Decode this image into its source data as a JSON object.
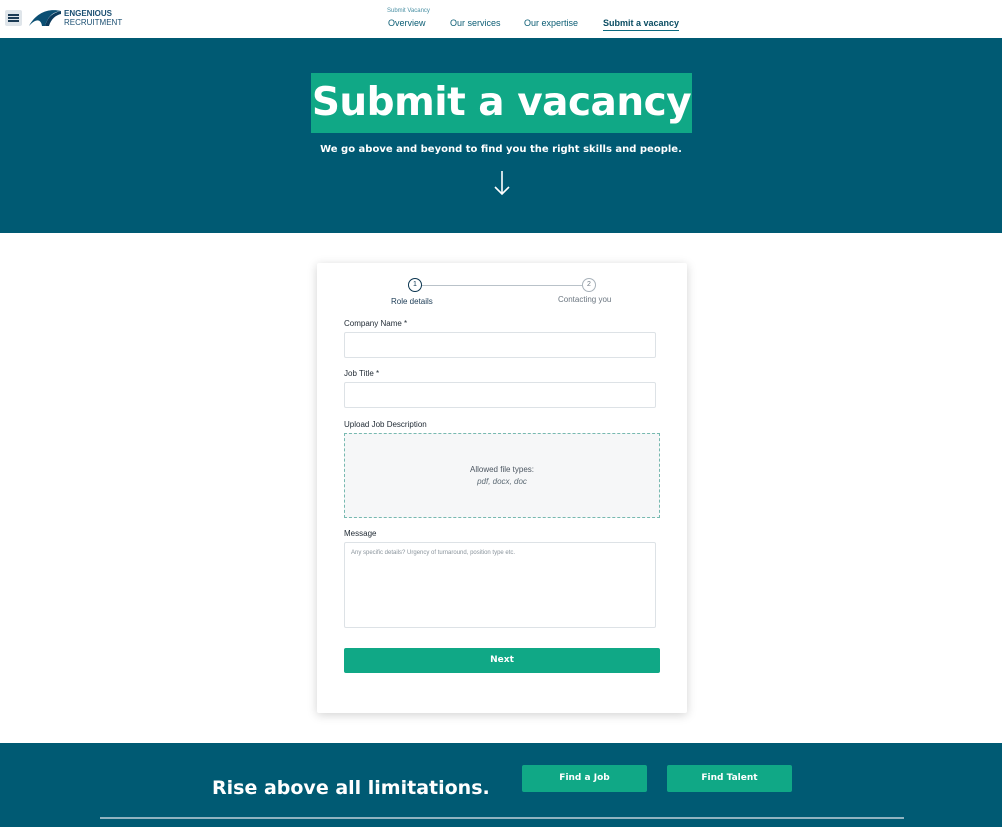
{
  "header": {
    "menu_icon": "hamburger-menu-icon",
    "logo": {
      "line1": "ENGENIOUS",
      "line2": "RECRUITMENT"
    },
    "breadcrumb": "Submit Vacancy",
    "nav": [
      {
        "label": "Overview",
        "active": false
      },
      {
        "label": "Our services",
        "active": false
      },
      {
        "label": "Our expertise",
        "active": false
      },
      {
        "label": "Submit a vacancy",
        "active": true
      }
    ]
  },
  "hero": {
    "title": "Submit a vacancy",
    "subtitle": "We go above and beyond to find you the right skills and people.",
    "arrow_icon": "arrow-down-icon"
  },
  "form": {
    "steps": [
      {
        "number": "1",
        "label": "Role details",
        "active": true
      },
      {
        "number": "2",
        "label": "Contacting you",
        "active": false
      }
    ],
    "company_name_label": "Company Name *",
    "company_name_value": "",
    "job_title_label": "Job Title *",
    "job_title_value": "",
    "upload_label": "Upload Job Description",
    "upload_hint": "Allowed file types:",
    "upload_types": "pdf, docx, doc",
    "message_label": "Message",
    "message_placeholder": "Any specific details? Urgency of turnaround, position type etc.",
    "next_label": "Next"
  },
  "footer": {
    "tagline": "Rise above all limitations.",
    "find_job_label": "Find a Job",
    "find_talent_label": "Find Talent"
  },
  "colors": {
    "brand_teal": "#005a73",
    "accent_green": "#10a886",
    "white": "#ffffff"
  }
}
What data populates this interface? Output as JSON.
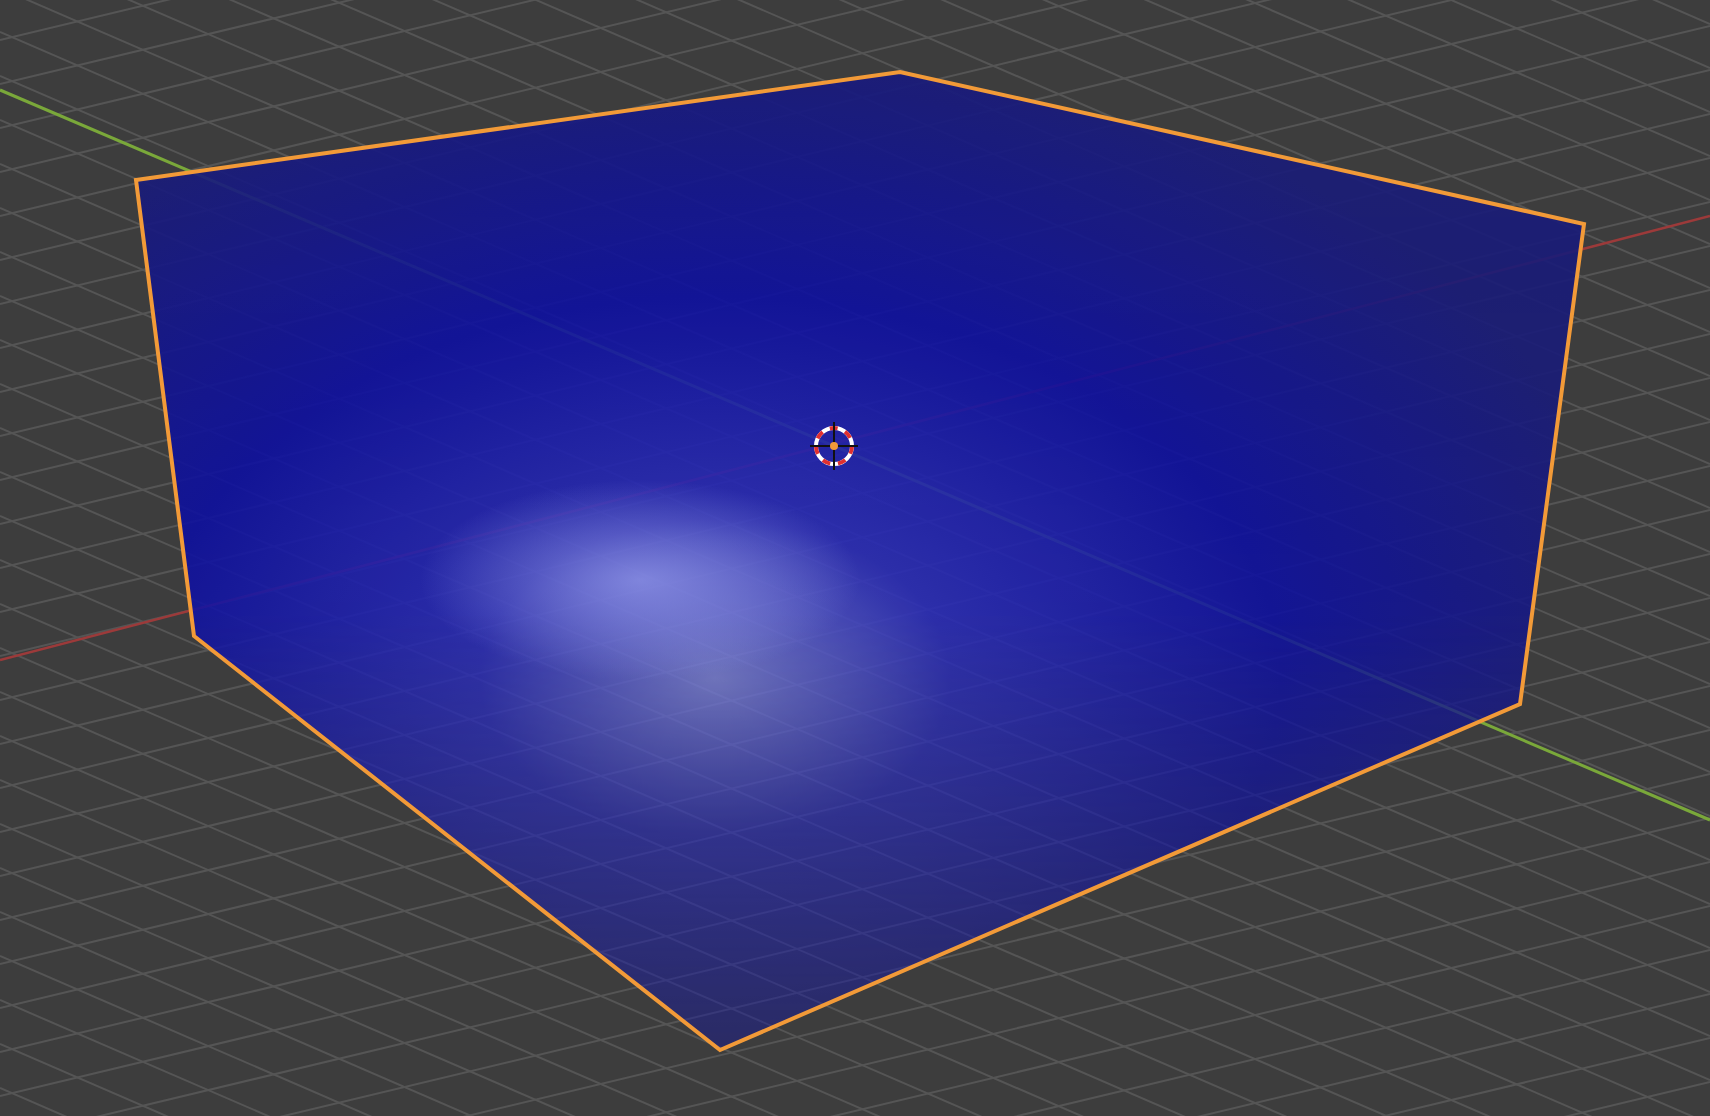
{
  "viewport": {
    "selected": true
  }
}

══════════

EXERCISE DETAILS: A line counts if it holds the word "this". Work out how many lines in the listing count, and give only that number.

FINAL RESULT: 2